[START]

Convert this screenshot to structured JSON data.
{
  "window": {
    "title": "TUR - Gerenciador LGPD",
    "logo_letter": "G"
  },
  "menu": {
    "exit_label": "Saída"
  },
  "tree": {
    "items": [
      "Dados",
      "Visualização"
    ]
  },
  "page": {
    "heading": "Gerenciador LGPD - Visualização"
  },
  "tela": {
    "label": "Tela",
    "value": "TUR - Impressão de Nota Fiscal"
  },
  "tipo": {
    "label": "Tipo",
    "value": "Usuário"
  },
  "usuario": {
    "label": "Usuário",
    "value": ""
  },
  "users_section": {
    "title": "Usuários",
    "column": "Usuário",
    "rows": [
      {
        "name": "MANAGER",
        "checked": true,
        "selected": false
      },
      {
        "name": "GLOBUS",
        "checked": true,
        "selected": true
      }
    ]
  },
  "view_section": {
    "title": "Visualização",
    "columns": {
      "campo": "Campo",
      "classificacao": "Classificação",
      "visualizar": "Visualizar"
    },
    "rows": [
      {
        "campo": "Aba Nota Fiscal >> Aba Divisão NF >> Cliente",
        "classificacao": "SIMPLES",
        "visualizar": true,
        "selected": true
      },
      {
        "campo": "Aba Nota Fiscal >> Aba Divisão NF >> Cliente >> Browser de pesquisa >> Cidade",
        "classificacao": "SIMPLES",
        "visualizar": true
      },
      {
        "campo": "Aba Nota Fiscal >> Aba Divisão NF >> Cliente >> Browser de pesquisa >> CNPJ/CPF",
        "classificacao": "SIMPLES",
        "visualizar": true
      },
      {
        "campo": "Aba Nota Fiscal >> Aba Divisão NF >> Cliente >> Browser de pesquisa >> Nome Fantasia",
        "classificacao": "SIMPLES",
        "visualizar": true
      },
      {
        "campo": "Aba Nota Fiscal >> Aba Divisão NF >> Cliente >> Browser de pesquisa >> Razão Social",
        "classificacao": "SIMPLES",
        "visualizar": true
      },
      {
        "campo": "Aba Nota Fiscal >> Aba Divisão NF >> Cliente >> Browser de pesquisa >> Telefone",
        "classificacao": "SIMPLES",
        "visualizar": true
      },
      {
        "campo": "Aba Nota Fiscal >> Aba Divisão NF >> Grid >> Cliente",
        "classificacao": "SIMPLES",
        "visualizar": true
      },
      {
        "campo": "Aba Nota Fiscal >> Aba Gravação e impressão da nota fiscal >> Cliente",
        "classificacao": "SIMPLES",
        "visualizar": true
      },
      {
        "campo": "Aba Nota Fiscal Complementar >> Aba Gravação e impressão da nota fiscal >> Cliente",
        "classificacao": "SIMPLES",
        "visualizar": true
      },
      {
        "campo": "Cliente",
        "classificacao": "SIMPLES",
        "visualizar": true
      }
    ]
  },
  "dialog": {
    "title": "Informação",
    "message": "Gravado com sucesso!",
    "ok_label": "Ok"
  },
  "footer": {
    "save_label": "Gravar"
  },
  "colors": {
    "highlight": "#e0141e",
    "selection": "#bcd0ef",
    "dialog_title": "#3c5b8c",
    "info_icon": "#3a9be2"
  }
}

[END]

= EXERCISE =
Determine the number of lines in the listing that hold the word "Visualização", and supply that number and nothing further.

= ANSWER TO THIS EXERCISE =
3